Data entries:
-*-

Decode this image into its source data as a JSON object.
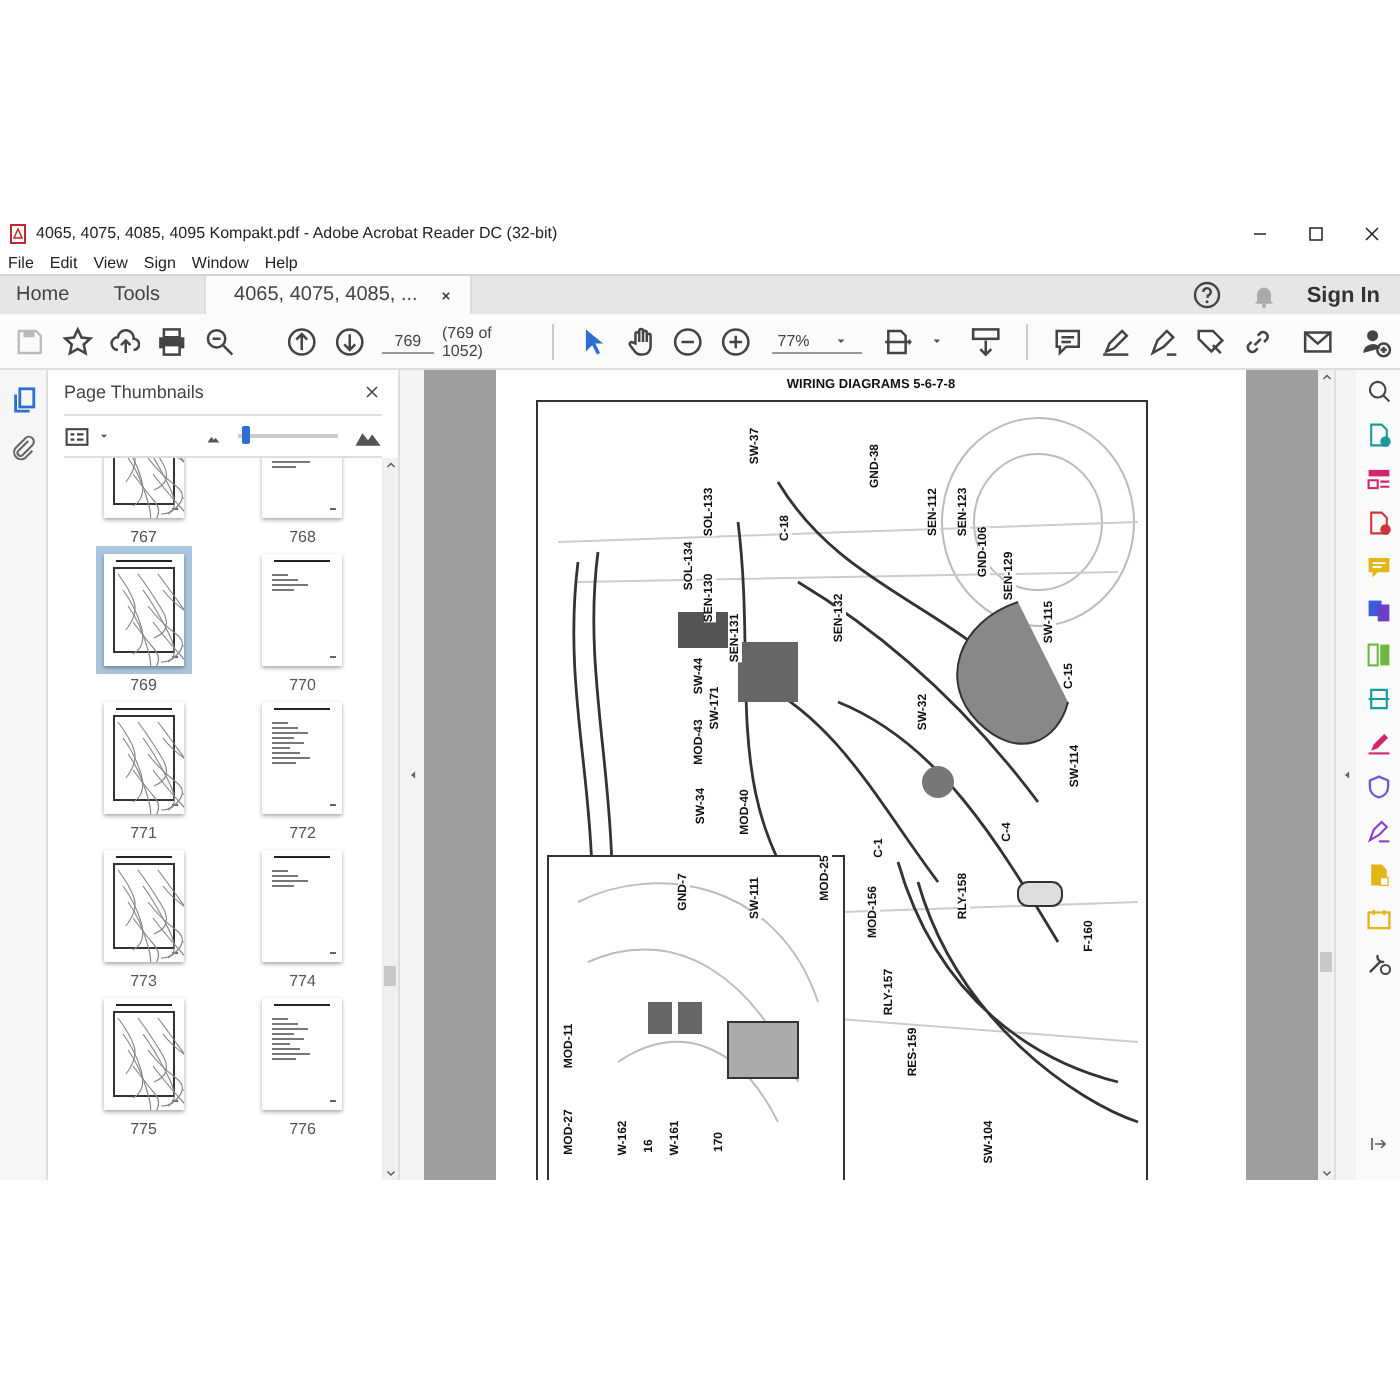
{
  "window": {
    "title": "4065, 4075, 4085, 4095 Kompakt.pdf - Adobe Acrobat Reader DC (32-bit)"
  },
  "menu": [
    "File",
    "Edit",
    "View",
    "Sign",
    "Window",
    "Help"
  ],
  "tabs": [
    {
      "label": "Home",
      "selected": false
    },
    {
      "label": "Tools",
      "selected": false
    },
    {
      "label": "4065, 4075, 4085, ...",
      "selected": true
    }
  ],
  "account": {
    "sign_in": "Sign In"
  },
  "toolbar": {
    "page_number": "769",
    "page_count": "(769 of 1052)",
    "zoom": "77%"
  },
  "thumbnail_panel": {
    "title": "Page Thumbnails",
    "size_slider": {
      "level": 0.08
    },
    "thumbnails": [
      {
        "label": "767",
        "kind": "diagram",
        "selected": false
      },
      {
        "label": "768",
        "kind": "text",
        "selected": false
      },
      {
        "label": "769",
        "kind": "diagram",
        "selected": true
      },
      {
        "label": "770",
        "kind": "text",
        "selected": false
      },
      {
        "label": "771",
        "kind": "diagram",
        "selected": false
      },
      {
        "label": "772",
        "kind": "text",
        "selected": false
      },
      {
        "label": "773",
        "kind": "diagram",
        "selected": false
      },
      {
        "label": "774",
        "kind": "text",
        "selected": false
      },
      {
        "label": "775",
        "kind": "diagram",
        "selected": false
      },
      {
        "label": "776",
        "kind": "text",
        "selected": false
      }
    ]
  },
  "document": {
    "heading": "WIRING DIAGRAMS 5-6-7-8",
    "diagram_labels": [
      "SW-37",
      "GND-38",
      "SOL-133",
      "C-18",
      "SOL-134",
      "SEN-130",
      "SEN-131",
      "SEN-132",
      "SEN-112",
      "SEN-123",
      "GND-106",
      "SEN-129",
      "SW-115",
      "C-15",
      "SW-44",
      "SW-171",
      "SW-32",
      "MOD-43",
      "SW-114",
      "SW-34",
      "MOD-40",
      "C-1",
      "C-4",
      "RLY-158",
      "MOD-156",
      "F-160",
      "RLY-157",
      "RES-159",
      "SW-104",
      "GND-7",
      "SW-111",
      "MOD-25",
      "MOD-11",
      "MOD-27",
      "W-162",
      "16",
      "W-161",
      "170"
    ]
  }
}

-*-

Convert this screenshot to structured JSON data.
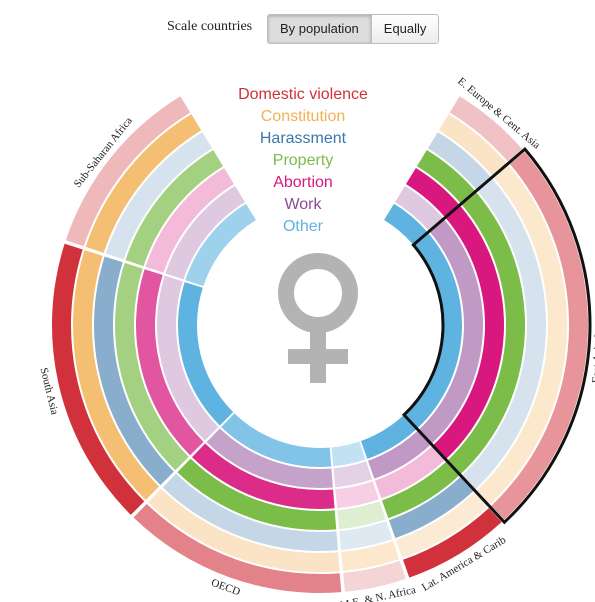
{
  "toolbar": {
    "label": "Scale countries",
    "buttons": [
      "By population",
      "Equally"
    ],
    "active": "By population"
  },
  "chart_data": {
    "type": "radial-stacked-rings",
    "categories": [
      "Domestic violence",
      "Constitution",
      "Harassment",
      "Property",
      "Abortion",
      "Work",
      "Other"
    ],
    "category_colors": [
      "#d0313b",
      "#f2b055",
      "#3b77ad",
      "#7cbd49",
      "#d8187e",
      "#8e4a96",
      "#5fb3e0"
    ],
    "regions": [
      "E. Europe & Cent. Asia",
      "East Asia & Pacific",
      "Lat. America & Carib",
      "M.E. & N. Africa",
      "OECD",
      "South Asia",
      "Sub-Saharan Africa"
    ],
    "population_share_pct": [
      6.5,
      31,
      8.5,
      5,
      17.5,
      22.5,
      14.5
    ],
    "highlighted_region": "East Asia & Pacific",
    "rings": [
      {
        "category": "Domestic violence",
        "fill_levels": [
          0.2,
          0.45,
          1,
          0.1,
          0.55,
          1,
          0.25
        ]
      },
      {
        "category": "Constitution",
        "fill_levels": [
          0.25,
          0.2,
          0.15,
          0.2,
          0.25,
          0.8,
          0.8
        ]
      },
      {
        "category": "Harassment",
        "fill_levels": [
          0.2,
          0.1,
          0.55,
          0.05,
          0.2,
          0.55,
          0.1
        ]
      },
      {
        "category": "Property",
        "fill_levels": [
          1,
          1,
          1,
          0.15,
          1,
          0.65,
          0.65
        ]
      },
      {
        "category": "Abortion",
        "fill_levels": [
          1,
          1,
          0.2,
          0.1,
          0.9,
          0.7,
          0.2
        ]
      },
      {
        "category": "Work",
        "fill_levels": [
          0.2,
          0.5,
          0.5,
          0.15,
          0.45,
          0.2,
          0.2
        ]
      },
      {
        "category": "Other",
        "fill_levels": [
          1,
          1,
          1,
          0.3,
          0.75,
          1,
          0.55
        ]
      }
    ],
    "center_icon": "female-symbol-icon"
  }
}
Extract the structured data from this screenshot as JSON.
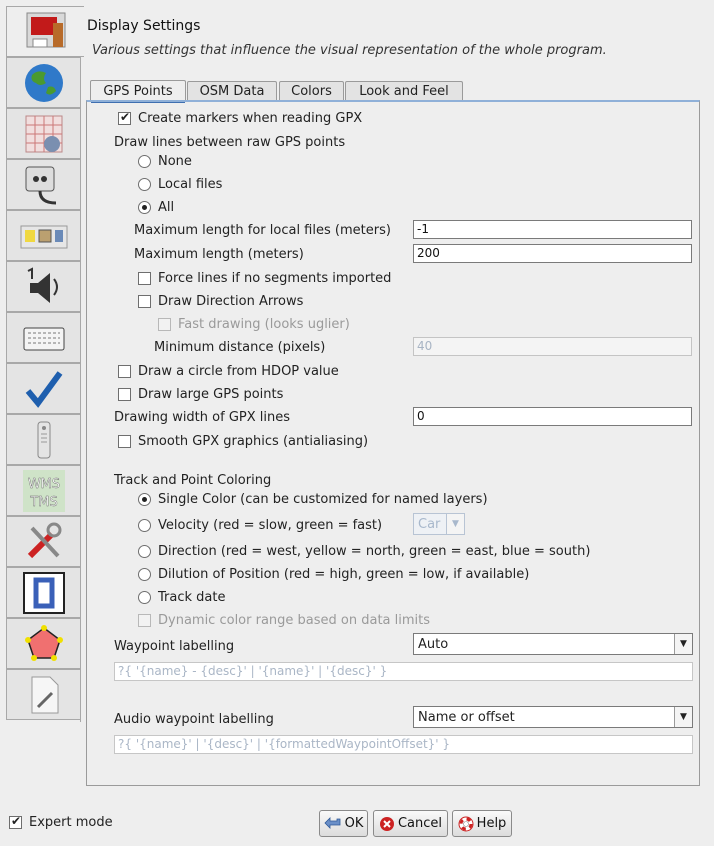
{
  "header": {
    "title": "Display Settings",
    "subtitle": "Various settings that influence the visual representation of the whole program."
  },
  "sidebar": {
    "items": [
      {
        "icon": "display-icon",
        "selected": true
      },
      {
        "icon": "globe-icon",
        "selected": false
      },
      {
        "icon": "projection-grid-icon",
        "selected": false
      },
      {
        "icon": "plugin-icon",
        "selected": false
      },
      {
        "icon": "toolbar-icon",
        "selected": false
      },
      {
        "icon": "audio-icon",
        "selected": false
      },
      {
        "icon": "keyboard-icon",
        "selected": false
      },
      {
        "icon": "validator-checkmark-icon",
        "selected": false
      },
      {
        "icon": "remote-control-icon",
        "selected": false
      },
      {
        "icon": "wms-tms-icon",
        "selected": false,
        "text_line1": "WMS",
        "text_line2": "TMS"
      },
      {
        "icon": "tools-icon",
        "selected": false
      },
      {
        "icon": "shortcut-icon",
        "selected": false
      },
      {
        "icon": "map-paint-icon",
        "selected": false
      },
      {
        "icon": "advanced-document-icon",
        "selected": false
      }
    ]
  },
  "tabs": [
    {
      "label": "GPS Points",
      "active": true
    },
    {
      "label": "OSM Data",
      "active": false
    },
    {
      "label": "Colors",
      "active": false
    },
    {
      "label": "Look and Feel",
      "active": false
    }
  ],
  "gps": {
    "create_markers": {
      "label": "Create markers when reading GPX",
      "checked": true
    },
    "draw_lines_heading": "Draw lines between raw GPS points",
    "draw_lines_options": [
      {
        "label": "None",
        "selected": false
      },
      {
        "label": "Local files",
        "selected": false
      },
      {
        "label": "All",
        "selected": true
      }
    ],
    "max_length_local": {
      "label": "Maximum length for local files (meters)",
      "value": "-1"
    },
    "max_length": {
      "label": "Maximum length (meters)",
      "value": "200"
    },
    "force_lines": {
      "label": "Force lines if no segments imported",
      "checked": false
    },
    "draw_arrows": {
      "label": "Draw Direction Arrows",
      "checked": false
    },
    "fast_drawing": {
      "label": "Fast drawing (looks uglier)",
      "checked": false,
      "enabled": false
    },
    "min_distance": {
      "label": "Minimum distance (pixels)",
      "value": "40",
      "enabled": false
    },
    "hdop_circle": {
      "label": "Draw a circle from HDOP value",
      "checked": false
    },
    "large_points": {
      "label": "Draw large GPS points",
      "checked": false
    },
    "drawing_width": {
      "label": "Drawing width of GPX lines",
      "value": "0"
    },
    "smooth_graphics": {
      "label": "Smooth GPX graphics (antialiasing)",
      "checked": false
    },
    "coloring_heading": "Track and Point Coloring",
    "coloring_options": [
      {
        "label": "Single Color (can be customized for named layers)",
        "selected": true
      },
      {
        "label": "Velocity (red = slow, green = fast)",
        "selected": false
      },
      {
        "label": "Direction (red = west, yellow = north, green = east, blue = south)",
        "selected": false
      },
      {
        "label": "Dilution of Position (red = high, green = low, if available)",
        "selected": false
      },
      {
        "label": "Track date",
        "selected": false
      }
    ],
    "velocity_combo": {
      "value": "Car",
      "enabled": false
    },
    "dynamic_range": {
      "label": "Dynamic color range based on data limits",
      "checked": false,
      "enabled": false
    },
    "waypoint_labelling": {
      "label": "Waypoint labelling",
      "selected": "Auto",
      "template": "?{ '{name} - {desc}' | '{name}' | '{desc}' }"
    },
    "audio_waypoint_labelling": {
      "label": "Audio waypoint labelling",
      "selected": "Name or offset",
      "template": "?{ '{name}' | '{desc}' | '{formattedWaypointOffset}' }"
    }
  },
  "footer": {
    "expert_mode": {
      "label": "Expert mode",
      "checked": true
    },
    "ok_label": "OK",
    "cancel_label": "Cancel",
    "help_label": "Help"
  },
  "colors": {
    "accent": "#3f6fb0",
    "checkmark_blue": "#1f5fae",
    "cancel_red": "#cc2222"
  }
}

-*-

What needs to be done: Scan the material above. Extract every line in which the word "structured" occurs.

Result of this exercise:
Convert this screenshot to structured JSON data.
Extract the structured data from this screenshot as JSON.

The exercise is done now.